◆ Objective
Report each line of the data that has "JSON" somewhere in it.

>> Start Records for the task

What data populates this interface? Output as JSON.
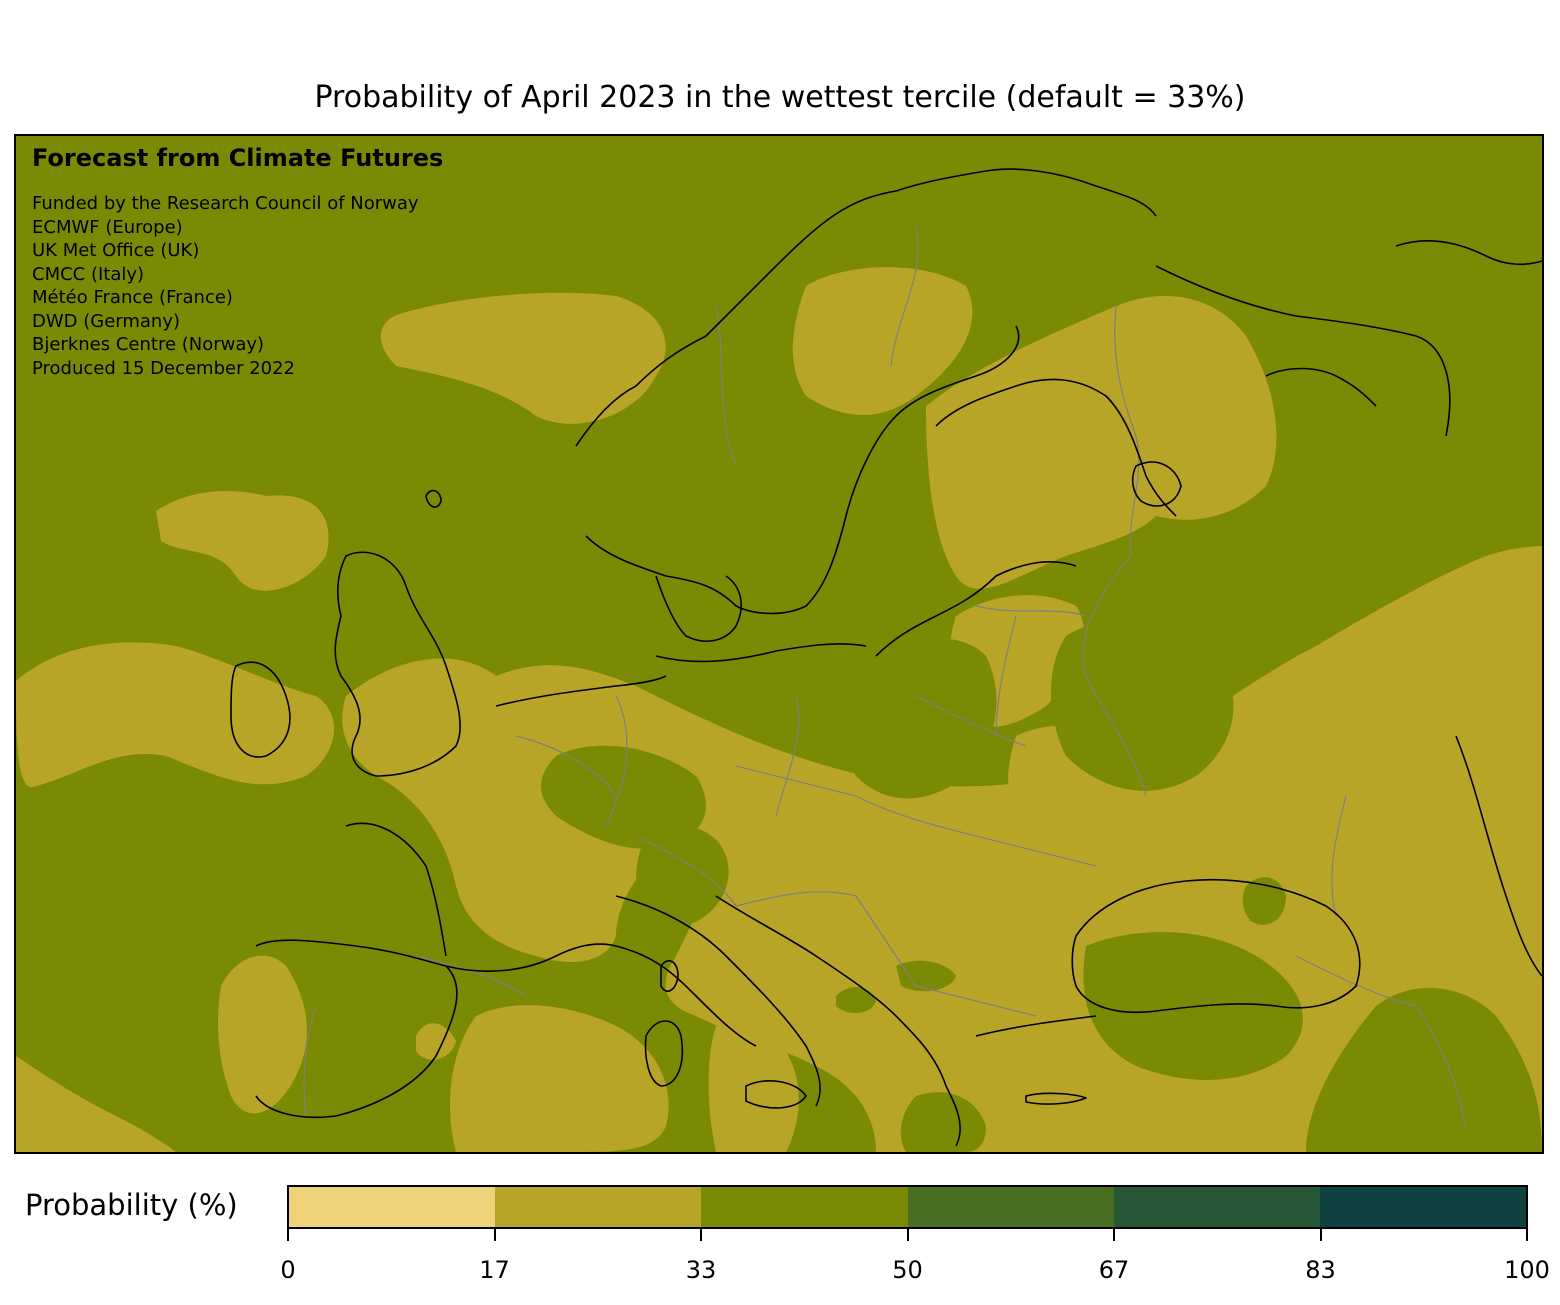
{
  "title": "Probability of April 2023 in the wettest tercile (default = 33%)",
  "info": {
    "heading": "Forecast from Climate Futures",
    "lines": [
      "Funded by the Research Council of Norway",
      "ECMWF (Europe)",
      "UK Met Office (UK)",
      "CMCC (Italy)",
      "Météo France (France)",
      "DWD (Germany)",
      "Bjerknes Centre (Norway)",
      "Produced 15 December 2022"
    ]
  },
  "legend": {
    "label": "Probability (%)",
    "ticks": [
      "0",
      "17",
      "33",
      "50",
      "67",
      "83",
      "100"
    ],
    "bins": [
      {
        "range": [
          0,
          17
        ],
        "color": "#efd27a"
      },
      {
        "range": [
          17,
          33
        ],
        "color": "#b8a427"
      },
      {
        "range": [
          33,
          50
        ],
        "color": "#7a8a05"
      },
      {
        "range": [
          50,
          67
        ],
        "color": "#4a6e22"
      },
      {
        "range": [
          67,
          83
        ],
        "color": "#255636"
      },
      {
        "range": [
          83,
          100
        ],
        "color": "#0f4240"
      }
    ]
  },
  "map": {
    "region": "Europe",
    "background_color": "#7a8a05",
    "coastline_color": "#000000",
    "border_color": "#7f7f7f"
  }
}
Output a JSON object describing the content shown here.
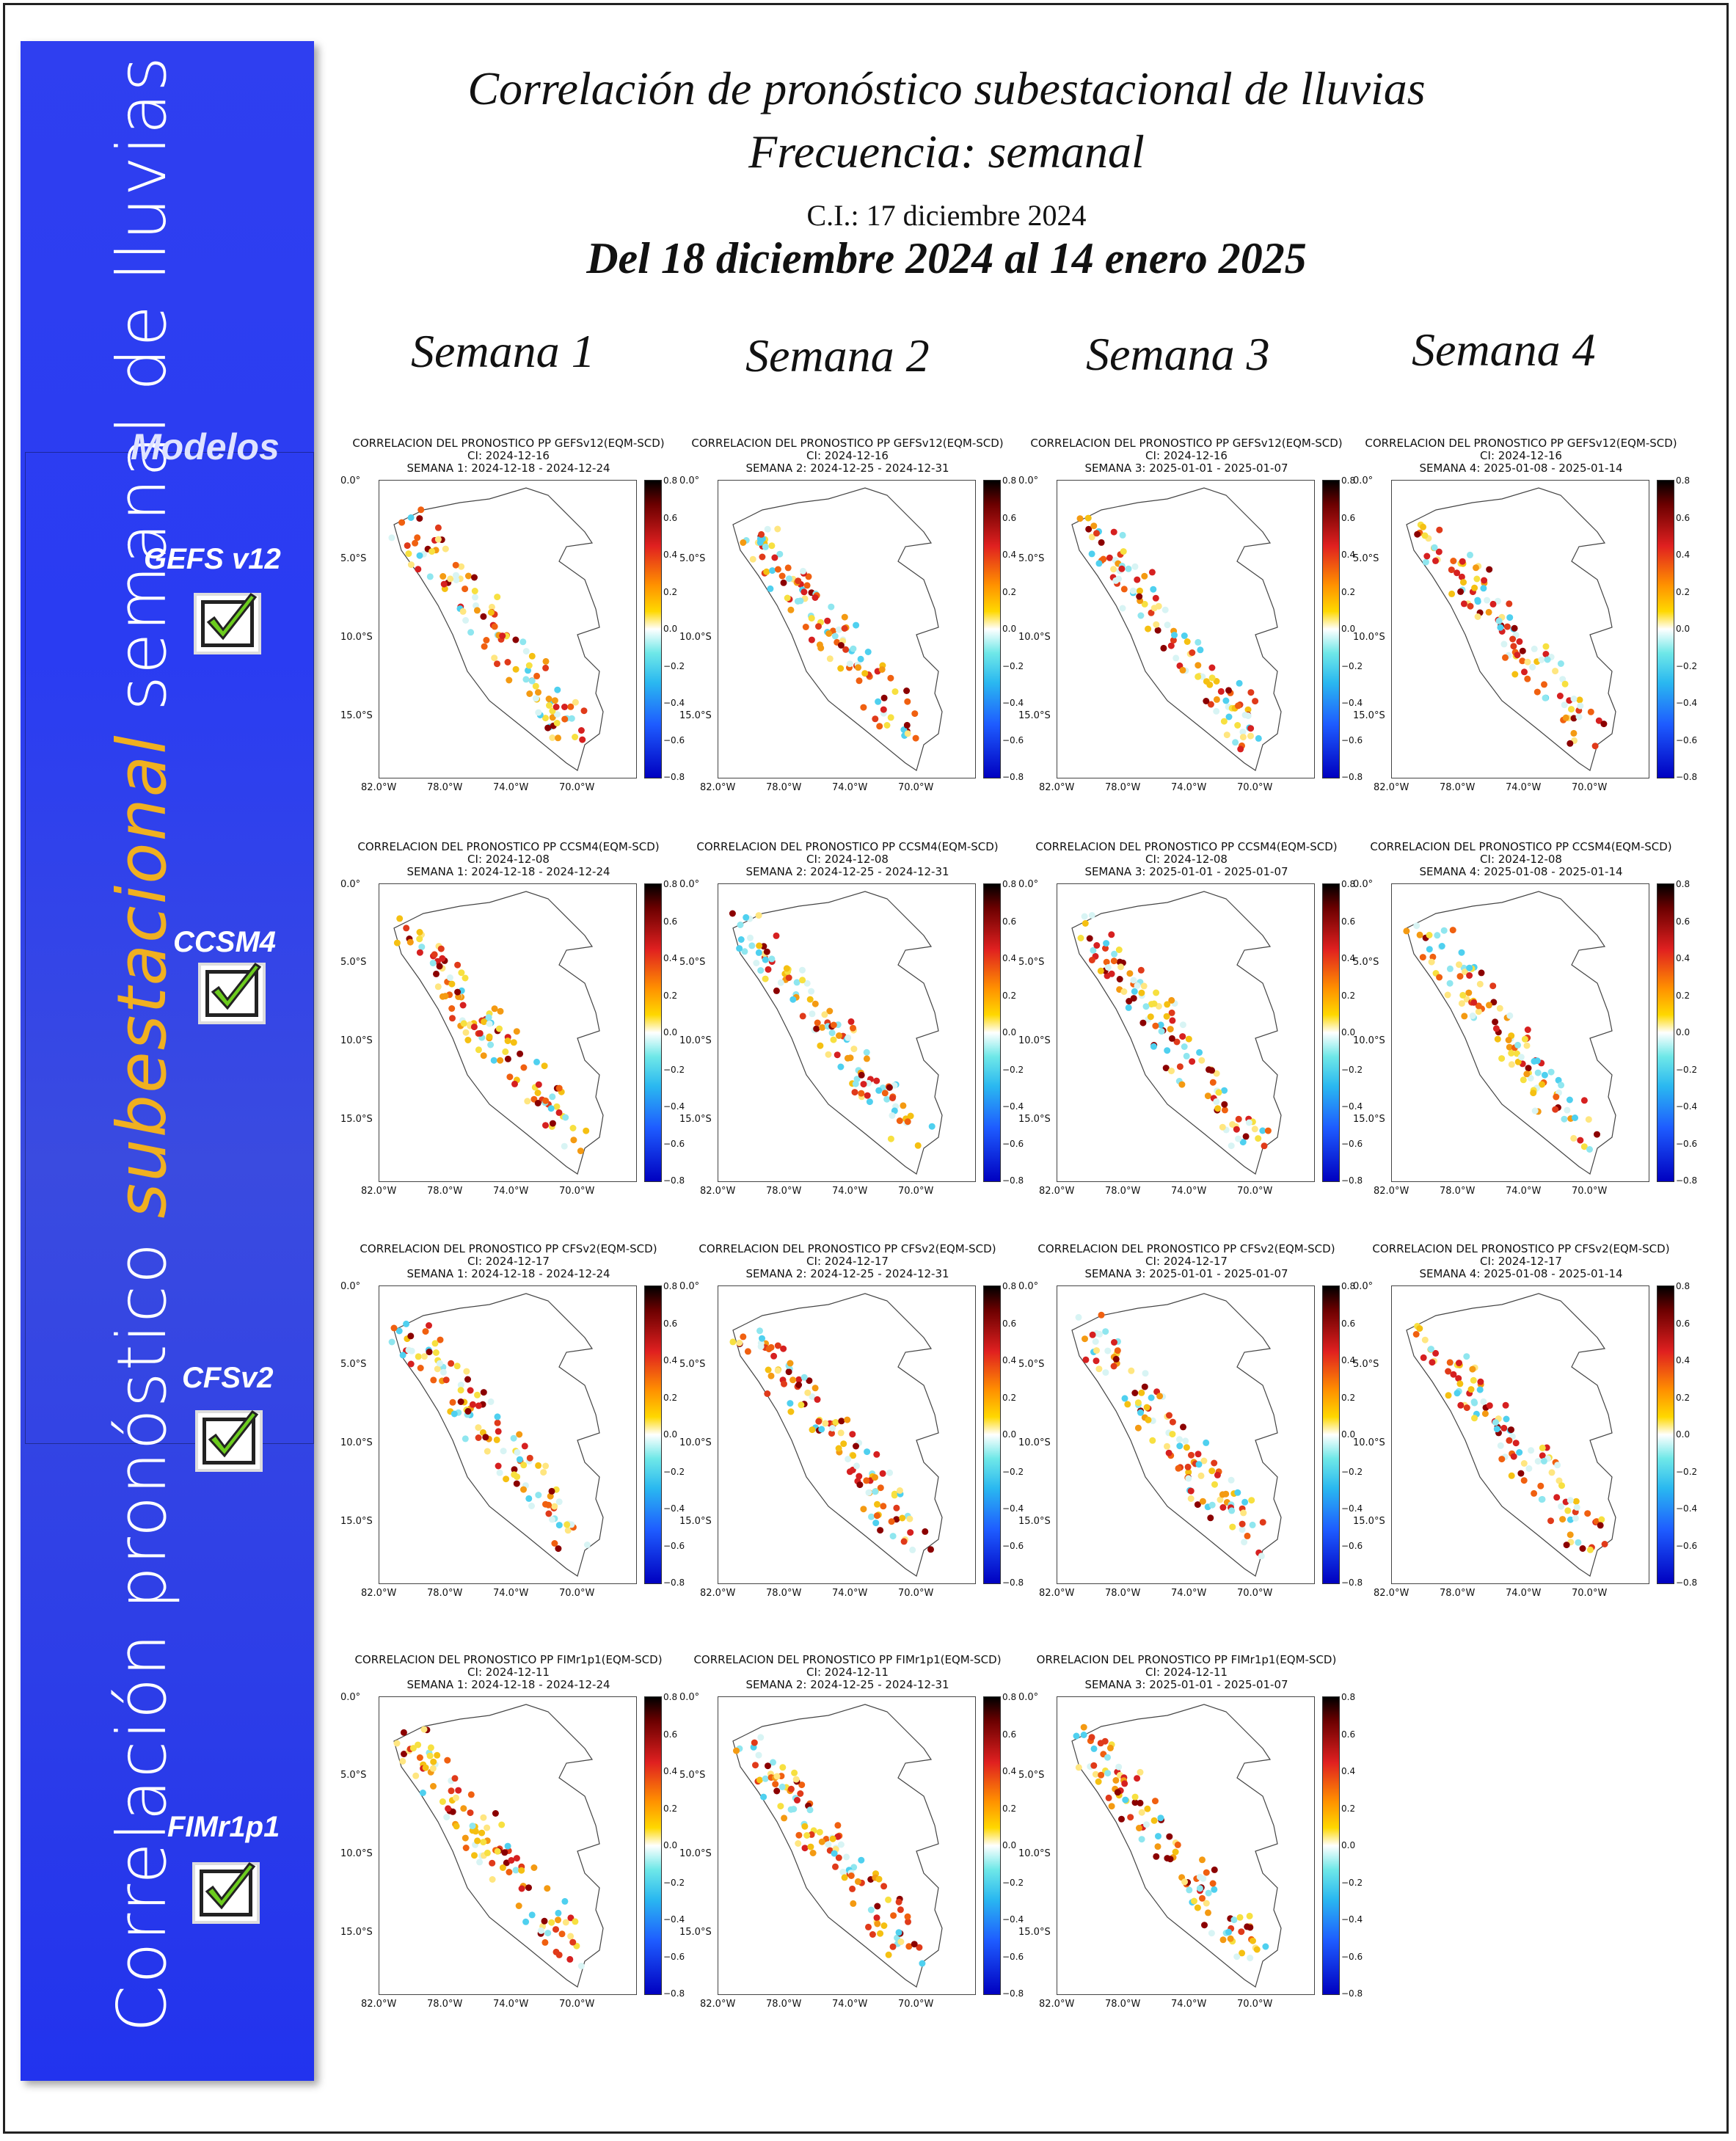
{
  "header": {
    "title_line1": "Correlación de pronóstico subestacional de lluvias",
    "title_line2": "Frecuencia: semanal",
    "ci": "C.I.: 17 diciembre 2024",
    "range": "Del 18 diciembre 2024 al 14 enero 2025"
  },
  "sidebar": {
    "vertical_title_part1": "Correlación pronóstico ",
    "vertical_title_highlight": "subestacional",
    "vertical_title_part2": " semanal de lluvias",
    "modelos_label": "Modelos",
    "models": [
      "GEFS v12",
      "CCSM4",
      "CFSv2",
      "FIMr1p1"
    ]
  },
  "weeks": [
    "Semana 1",
    "Semana 2",
    "Semana 3",
    "Semana 4"
  ],
  "panels": [
    {
      "t1": "CORRELACION DEL PRONOSTICO PP GEFSv12(EQM-SCD)",
      "t2": "CI: 2024-12-16",
      "t3": "SEMANA 1: 2024-12-18 - 2024-12-24"
    },
    {
      "t1": "CORRELACION DEL PRONOSTICO PP GEFSv12(EQM-SCD)",
      "t2": "CI: 2024-12-16",
      "t3": "SEMANA 2: 2024-12-25 - 2024-12-31"
    },
    {
      "t1": "CORRELACION DEL PRONOSTICO PP GEFSv12(EQM-SCD)",
      "t2": "CI: 2024-12-16",
      "t3": "SEMANA 3: 2025-01-01 - 2025-01-07"
    },
    {
      "t1": "CORRELACION DEL PRONOSTICO PP GEFSv12(EQM-SCD)",
      "t2": "CI: 2024-12-16",
      "t3": "SEMANA 4: 2025-01-08 - 2025-01-14"
    },
    {
      "t1": "CORRELACION DEL PRONOSTICO PP CCSM4(EQM-SCD)",
      "t2": "CI: 2024-12-08",
      "t3": "SEMANA 1: 2024-12-18 - 2024-12-24"
    },
    {
      "t1": "CORRELACION DEL PRONOSTICO PP CCSM4(EQM-SCD)",
      "t2": "CI: 2024-12-08",
      "t3": "SEMANA 2: 2024-12-25 - 2024-12-31"
    },
    {
      "t1": "CORRELACION DEL PRONOSTICO PP CCSM4(EQM-SCD)",
      "t2": "CI: 2024-12-08",
      "t3": "SEMANA 3: 2025-01-01 - 2025-01-07"
    },
    {
      "t1": "CORRELACION DEL PRONOSTICO PP CCSM4(EQM-SCD)",
      "t2": "CI: 2024-12-08",
      "t3": "SEMANA 4: 2025-01-08 - 2025-01-14"
    },
    {
      "t1": "CORRELACION DEL PRONOSTICO PP CFSv2(EQM-SCD)",
      "t2": "CI: 2024-12-17",
      "t3": "SEMANA 1: 2024-12-18 - 2024-12-24"
    },
    {
      "t1": "CORRELACION DEL PRONOSTICO PP CFSv2(EQM-SCD)",
      "t2": "CI: 2024-12-17",
      "t3": "SEMANA 2: 2024-12-25 - 2024-12-31"
    },
    {
      "t1": "CORRELACION DEL PRONOSTICO PP CFSv2(EQM-SCD)",
      "t2": "CI: 2024-12-17",
      "t3": "SEMANA 3: 2025-01-01 - 2025-01-07"
    },
    {
      "t1": "CORRELACION DEL PRONOSTICO PP CFSv2(EQM-SCD)",
      "t2": "CI: 2024-12-17",
      "t3": "SEMANA 4: 2025-01-08 - 2025-01-14"
    },
    {
      "t1": "CORRELACION DEL PRONOSTICO PP FIMr1p1(EQM-SCD)",
      "t2": "CI: 2024-12-11",
      "t3": "SEMANA 1: 2024-12-18 - 2024-12-24"
    },
    {
      "t1": "CORRELACION DEL PRONOSTICO PP FIMr1p1(EQM-SCD)",
      "t2": "CI: 2024-12-11",
      "t3": "SEMANA 2: 2024-12-25 - 2024-12-31"
    },
    {
      "t1": "ORRELACION DEL PRONOSTICO PP FIMr1p1(EQM-SCD)",
      "t2": "CI: 2024-12-11",
      "t3": "SEMANA 3: 2025-01-01 - 2025-01-07"
    }
  ],
  "axes": {
    "y_ticks": [
      "0.0°",
      "5.0°S",
      "10.0°S",
      "15.0°S"
    ],
    "x_ticks": [
      "82.0°W",
      "78.0°W",
      "74.0°W",
      "70.0°W"
    ],
    "cbar_ticks": [
      "0.8",
      "0.6",
      "0.4",
      "0.2",
      "0.0",
      "−0.2",
      "−0.4",
      "−0.6",
      "−0.8"
    ]
  },
  "colors": {
    "sidebar_blue": "#2a3cf2",
    "highlight": "#f0b020",
    "check_green": "#6ccc1e"
  }
}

>> End Records for the task

◆ Full response
What data populates this interface? Output as JSON.
Output a JSON object describing the content shown here.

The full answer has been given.